- **What needs to be done**
Could you output each line of the data that follows exactly?
::: Source records :::
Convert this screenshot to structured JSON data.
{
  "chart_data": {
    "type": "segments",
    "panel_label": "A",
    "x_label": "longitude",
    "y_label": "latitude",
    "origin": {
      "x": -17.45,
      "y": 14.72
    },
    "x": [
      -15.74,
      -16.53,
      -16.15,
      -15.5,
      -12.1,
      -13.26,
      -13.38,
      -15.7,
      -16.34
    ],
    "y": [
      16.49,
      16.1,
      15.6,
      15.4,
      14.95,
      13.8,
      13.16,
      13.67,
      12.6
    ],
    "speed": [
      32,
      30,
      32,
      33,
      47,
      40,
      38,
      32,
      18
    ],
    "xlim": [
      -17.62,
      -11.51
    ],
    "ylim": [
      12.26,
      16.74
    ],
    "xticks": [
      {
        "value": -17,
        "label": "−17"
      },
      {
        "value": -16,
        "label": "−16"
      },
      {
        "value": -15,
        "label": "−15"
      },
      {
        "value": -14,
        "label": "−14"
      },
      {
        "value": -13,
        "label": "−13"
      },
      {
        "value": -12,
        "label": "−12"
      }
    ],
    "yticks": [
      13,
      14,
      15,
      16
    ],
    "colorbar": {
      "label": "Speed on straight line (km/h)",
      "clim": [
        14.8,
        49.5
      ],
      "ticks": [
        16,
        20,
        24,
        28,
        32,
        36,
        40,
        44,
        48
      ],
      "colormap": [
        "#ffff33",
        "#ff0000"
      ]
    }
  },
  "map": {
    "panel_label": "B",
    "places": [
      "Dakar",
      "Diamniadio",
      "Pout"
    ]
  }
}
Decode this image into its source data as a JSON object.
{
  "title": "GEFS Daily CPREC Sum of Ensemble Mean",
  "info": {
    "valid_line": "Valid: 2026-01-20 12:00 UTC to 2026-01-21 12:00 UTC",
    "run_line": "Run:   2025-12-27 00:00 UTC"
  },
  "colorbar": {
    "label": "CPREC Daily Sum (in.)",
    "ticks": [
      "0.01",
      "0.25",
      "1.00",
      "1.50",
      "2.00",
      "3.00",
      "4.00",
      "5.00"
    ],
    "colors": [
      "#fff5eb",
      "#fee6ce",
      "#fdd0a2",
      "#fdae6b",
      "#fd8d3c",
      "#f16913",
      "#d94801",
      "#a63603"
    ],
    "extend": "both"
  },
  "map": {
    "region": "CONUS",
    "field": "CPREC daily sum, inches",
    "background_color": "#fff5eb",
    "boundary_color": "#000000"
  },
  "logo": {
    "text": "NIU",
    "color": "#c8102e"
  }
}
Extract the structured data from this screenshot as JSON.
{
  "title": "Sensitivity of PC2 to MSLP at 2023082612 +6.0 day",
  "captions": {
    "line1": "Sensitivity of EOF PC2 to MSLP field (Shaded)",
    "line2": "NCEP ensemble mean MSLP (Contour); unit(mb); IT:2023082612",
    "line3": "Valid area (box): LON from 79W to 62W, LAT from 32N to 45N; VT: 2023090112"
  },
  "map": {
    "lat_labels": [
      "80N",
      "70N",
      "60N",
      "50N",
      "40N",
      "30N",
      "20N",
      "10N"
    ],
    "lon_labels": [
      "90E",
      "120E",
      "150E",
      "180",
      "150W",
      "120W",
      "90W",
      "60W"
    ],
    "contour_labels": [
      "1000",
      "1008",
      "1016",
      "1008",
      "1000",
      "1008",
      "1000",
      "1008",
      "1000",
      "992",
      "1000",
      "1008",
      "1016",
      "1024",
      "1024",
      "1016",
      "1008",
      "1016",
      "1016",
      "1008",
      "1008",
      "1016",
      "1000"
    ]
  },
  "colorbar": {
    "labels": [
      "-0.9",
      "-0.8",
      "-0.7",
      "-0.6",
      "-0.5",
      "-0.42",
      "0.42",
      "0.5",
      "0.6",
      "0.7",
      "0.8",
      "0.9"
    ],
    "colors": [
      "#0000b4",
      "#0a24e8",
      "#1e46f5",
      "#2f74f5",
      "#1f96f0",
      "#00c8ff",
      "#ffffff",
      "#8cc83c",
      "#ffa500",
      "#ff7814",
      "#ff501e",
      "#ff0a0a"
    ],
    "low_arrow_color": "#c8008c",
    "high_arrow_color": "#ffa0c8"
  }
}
:::
- **Solution to the exercise**
Convert this screenshot to structured JSON data.
{
  "chart_data": {
    "type": "segments",
    "panel_label": "A",
    "x_label": "longitude",
    "y_label": "latitude",
    "origin": {
      "x": -17.45,
      "y": 14.72
    },
    "x": [
      -15.74,
      -16.53,
      -16.15,
      -15.5,
      -12.1,
      -13.26,
      -13.38,
      -15.7,
      -16.34
    ],
    "y": [
      16.49,
      16.1,
      15.6,
      15.4,
      14.95,
      13.8,
      13.16,
      13.67,
      12.6
    ],
    "speed": [
      32,
      30,
      32,
      33,
      47,
      40,
      38,
      32,
      18
    ],
    "xlim": [
      -17.62,
      -11.51
    ],
    "ylim": [
      12.26,
      16.74
    ],
    "xticks": [
      {
        "value": -17,
        "label": "−17"
      },
      {
        "value": -16,
        "label": "−16"
      },
      {
        "value": -15,
        "label": "−15"
      },
      {
        "value": -14,
        "label": "−14"
      },
      {
        "value": -13,
        "label": "−13"
      },
      {
        "value": -12,
        "label": "−12"
      }
    ],
    "yticks": [
      13,
      14,
      15,
      16
    ],
    "colorbar": {
      "label": "Speed on straight line (km/h)",
      "clim": [
        14.8,
        49.5
      ],
      "ticks": [
        16,
        20,
        24,
        28,
        32,
        36,
        40,
        44,
        48
      ],
      "colormap": [
        "#ffff33",
        "#ff0000"
      ]
    }
  },
  "map": {
    "panel_label": "B",
    "places": [
      "Dakar",
      "Diamniadio",
      "Pout"
    ]
  }
}
Decode this image into its source data as a JSON object.
{
  "title": "GEFS Daily CPREC Sum of Ensemble Mean",
  "info": {
    "valid_line": "Valid: 2026-01-20 12:00 UTC to 2026-01-21 12:00 UTC",
    "run_line": "Run:   2025-12-27 00:00 UTC"
  },
  "colorbar": {
    "label": "CPREC Daily Sum (in.)",
    "ticks": [
      "0.01",
      "0.25",
      "1.00",
      "1.50",
      "2.00",
      "3.00",
      "4.00",
      "5.00"
    ],
    "colors": [
      "#fff5eb",
      "#fee6ce",
      "#fdd0a2",
      "#fdae6b",
      "#fd8d3c",
      "#f16913",
      "#d94801",
      "#a63603"
    ],
    "extend": "both"
  },
  "map": {
    "region": "CONUS",
    "field": "CPREC daily sum, inches",
    "background_color": "#fff5eb",
    "boundary_color": "#000000"
  },
  "logo": {
    "text": "NIU",
    "color": "#c8102e"
  }
}
Extract the structured data from this screenshot as JSON.
{
  "title": "Sensitivity of PC2 to MSLP at 2023082612 +6.0 day",
  "captions": {
    "line1": "Sensitivity of EOF PC2 to MSLP field (Shaded)",
    "line2": "NCEP ensemble mean MSLP (Contour); unit(mb); IT:2023082612",
    "line3": "Valid area (box): LON from 79W to 62W, LAT from 32N to 45N; VT: 2023090112"
  },
  "map": {
    "lat_labels": [
      "80N",
      "70N",
      "60N",
      "50N",
      "40N",
      "30N",
      "20N",
      "10N"
    ],
    "lon_labels": [
      "90E",
      "120E",
      "150E",
      "180",
      "150W",
      "120W",
      "90W",
      "60W"
    ],
    "contour_labels": [
      "1000",
      "1008",
      "1016",
      "1008",
      "1000",
      "1008",
      "1000",
      "1008",
      "1000",
      "992",
      "1000",
      "1008",
      "1016",
      "1024",
      "1024",
      "1016",
      "1008",
      "1016",
      "1016",
      "1008",
      "1008",
      "1016",
      "1000"
    ]
  },
  "colorbar": {
    "labels": [
      "-0.9",
      "-0.8",
      "-0.7",
      "-0.6",
      "-0.5",
      "-0.42",
      "0.42",
      "0.5",
      "0.6",
      "0.7",
      "0.8",
      "0.9"
    ],
    "colors": [
      "#0000b4",
      "#0a24e8",
      "#1e46f5",
      "#2f74f5",
      "#1f96f0",
      "#00c8ff",
      "#ffffff",
      "#8cc83c",
      "#ffa500",
      "#ff7814",
      "#ff501e",
      "#ff0a0a"
    ],
    "low_arrow_color": "#c8008c",
    "high_arrow_color": "#ffa0c8"
  }
}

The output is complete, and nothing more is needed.